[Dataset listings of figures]
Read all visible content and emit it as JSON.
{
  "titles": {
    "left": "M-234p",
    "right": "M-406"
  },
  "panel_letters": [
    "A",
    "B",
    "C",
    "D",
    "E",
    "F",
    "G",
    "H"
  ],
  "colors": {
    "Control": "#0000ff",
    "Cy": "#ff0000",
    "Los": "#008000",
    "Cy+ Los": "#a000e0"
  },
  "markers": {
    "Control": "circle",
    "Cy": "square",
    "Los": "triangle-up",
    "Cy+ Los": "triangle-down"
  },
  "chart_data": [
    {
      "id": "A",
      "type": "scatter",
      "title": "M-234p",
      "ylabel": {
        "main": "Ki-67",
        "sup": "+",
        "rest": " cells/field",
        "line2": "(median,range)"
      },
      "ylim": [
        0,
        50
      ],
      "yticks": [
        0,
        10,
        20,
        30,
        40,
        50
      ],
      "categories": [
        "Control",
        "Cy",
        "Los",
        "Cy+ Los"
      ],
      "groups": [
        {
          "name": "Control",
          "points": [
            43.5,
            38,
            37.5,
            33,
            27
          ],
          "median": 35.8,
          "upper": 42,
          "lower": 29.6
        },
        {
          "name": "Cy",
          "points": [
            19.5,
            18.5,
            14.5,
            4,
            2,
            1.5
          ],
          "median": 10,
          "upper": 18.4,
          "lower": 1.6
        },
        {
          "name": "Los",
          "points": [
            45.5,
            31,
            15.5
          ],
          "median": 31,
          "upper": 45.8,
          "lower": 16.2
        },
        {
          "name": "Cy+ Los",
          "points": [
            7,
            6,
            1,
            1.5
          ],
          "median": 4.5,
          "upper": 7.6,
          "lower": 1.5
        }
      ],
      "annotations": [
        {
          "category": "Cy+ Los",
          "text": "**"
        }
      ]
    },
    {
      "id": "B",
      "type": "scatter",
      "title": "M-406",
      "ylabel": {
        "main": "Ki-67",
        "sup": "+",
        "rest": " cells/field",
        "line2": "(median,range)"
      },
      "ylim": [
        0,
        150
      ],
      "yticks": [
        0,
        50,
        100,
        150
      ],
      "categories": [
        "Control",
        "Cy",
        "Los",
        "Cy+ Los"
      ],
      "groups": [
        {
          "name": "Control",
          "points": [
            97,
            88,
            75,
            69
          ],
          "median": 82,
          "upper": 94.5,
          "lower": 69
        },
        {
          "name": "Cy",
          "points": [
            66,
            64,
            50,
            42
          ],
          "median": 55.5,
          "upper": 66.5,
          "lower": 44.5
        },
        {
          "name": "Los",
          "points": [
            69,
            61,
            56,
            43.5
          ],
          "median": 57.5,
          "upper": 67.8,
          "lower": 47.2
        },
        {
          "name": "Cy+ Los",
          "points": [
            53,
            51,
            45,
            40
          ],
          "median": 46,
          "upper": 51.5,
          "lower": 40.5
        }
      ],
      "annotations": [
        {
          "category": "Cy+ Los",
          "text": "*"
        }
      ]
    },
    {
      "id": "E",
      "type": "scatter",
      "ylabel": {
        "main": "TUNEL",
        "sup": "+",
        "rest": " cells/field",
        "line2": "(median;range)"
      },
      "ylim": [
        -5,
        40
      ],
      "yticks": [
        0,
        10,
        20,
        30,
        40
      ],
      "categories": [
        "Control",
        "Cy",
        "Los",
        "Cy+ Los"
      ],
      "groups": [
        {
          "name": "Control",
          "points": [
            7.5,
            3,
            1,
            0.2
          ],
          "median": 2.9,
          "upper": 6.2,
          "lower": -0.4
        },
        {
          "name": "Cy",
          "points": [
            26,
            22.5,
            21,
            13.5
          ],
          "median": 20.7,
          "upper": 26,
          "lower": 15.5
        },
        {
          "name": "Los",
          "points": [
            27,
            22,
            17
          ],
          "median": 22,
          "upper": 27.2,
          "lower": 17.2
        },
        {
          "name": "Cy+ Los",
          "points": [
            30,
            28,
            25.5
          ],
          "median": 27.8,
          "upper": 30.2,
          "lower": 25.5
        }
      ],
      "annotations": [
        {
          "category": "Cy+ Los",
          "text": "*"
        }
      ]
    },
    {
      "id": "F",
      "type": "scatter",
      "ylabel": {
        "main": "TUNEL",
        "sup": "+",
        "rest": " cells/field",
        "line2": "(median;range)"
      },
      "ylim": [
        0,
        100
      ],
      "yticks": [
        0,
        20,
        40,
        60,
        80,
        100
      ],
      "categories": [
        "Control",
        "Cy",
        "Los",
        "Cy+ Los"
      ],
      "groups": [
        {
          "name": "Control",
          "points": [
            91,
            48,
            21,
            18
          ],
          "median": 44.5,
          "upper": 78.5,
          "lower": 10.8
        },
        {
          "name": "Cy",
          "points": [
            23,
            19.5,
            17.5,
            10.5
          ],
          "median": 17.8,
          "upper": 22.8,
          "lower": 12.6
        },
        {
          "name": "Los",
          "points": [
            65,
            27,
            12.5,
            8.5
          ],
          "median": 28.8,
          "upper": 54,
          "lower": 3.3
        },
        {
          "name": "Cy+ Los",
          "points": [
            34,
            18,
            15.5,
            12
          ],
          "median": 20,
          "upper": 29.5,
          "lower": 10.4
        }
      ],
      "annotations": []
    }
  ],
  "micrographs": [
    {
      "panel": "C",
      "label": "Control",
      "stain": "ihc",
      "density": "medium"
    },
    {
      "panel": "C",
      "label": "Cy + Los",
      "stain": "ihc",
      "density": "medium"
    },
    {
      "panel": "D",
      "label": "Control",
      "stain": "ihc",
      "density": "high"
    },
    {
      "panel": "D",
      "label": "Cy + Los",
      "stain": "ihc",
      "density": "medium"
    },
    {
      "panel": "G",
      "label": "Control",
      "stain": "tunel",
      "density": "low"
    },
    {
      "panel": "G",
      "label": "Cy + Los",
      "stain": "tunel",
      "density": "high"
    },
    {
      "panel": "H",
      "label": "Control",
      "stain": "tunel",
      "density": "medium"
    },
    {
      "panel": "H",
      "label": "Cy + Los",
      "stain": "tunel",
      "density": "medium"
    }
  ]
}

#### INSTRUCTIONS FOR THE TASK
An answer is complete only when it holds every line above containing the string "triangle".

#### SOLUTION
    "Los": "triangle-up",
    "Cy+ Los": "triangle-down"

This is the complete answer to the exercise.